• Exercise directions
Copies of all lines that contain "with" are needed; take them from the data below.

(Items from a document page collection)
══════════
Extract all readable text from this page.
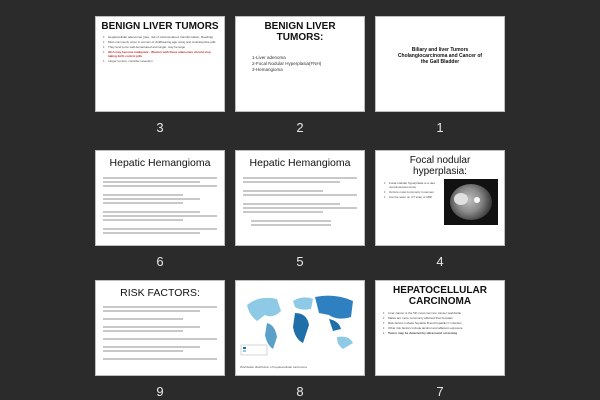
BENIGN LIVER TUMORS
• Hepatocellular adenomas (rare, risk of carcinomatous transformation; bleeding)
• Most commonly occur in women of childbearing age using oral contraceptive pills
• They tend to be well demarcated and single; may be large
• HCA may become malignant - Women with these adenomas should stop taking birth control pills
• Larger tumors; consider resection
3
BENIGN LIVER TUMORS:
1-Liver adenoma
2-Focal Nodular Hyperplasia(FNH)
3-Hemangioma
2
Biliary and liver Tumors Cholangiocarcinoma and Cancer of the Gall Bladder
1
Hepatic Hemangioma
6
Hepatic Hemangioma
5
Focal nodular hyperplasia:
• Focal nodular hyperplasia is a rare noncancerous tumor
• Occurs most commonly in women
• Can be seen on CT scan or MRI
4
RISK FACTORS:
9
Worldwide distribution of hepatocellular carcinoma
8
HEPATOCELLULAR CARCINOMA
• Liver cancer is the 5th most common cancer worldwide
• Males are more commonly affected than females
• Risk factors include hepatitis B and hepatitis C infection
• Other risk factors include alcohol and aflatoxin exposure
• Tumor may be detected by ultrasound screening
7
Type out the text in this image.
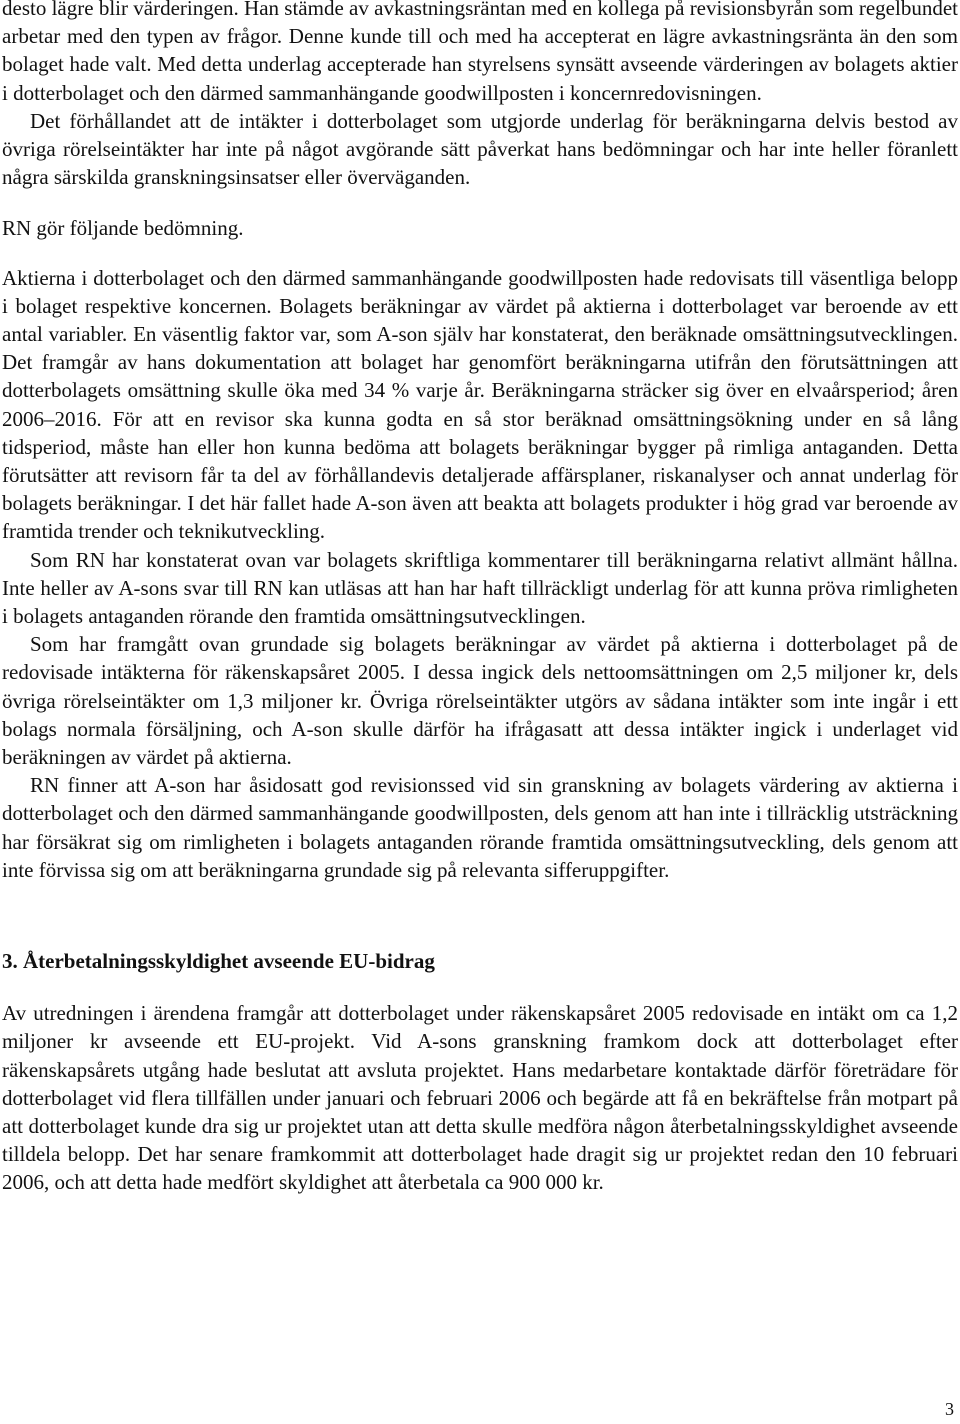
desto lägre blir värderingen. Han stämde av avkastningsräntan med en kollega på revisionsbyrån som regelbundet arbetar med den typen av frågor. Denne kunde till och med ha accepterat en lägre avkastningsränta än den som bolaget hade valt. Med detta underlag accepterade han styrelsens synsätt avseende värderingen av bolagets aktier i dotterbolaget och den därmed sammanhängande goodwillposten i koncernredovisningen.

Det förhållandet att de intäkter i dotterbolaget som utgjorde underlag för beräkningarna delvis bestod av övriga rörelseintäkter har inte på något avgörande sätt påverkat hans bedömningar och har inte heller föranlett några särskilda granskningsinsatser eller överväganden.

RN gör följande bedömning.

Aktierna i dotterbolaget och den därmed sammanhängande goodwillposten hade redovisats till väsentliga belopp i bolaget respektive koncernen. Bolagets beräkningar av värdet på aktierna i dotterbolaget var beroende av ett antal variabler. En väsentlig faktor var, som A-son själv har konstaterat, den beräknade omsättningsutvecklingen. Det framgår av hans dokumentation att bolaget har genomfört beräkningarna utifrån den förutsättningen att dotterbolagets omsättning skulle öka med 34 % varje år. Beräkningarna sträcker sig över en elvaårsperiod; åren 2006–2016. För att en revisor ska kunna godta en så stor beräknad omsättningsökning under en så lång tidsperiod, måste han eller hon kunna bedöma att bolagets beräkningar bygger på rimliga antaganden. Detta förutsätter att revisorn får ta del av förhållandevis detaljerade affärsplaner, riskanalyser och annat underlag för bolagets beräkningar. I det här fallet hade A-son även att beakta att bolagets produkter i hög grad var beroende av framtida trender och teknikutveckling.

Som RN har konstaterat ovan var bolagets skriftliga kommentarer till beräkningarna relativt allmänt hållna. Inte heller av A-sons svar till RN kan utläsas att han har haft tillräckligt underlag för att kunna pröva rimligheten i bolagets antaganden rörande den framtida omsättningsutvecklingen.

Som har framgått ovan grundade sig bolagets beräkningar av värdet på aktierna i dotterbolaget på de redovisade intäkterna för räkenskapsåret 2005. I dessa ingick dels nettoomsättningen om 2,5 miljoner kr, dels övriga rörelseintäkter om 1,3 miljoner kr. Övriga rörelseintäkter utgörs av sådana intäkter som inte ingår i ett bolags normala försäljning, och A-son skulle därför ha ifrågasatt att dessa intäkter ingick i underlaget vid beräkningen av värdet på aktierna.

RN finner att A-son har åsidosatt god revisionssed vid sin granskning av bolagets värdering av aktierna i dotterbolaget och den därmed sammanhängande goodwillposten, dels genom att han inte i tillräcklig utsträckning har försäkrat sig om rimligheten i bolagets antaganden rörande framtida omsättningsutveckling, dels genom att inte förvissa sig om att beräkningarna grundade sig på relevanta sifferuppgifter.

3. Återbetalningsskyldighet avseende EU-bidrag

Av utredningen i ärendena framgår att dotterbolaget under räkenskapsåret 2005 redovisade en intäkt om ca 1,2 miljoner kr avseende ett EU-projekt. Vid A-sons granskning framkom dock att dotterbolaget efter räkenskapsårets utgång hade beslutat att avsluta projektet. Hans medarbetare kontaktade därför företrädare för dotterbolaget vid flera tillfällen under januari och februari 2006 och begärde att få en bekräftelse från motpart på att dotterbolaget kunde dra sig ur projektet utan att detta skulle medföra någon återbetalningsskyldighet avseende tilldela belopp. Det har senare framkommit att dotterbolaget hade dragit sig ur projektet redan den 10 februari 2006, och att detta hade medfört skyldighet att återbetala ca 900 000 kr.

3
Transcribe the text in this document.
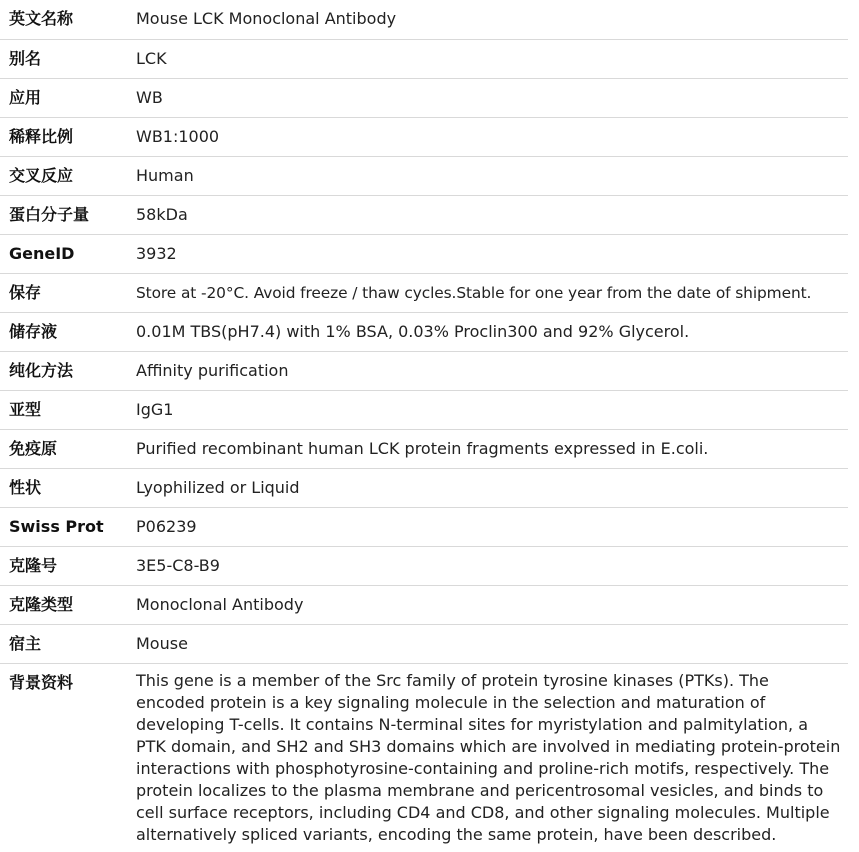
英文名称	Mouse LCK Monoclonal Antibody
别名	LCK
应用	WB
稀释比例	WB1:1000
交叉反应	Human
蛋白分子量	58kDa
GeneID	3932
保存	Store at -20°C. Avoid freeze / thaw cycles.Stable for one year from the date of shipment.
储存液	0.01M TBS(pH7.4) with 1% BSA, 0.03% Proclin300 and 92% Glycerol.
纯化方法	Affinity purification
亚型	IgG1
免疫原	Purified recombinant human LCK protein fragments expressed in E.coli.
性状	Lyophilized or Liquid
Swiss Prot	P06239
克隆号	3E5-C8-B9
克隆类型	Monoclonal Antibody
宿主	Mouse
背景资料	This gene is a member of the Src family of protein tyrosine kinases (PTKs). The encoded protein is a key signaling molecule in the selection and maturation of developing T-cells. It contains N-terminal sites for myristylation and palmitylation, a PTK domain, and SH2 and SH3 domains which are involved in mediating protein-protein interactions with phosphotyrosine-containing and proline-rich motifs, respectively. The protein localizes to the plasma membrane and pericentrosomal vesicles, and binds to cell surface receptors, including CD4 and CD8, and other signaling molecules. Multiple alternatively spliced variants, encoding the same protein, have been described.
══════════
• Output for this exercise
• HCA may become malignant - Women with these adenomas should stop taking birth control pills
储存液	0.01M TBS(pH7.4) with 1% BSA, 0.03% Proclin300 and 92% Glycerol.
背景资料	This gene is a member of the Src family of protein tyrosine kinases (PTKs). The encoded protein is a key signaling molecule in the selection and maturation of developing T-cells. It contains N-terminal sites for myristylation and palmitylation, a PTK domain, and SH2 and SH3 domains which are involved in mediating protein-protein interactions with phosphotyrosine-containing and proline-rich motifs, respectively. The protein localizes to the plasma membrane and pericentrosomal vesicles, and binds to cell surface receptors, including CD4 and CD8, and other signaling molecules. Multiple alternatively spliced variants, encoding the same protein, have been described.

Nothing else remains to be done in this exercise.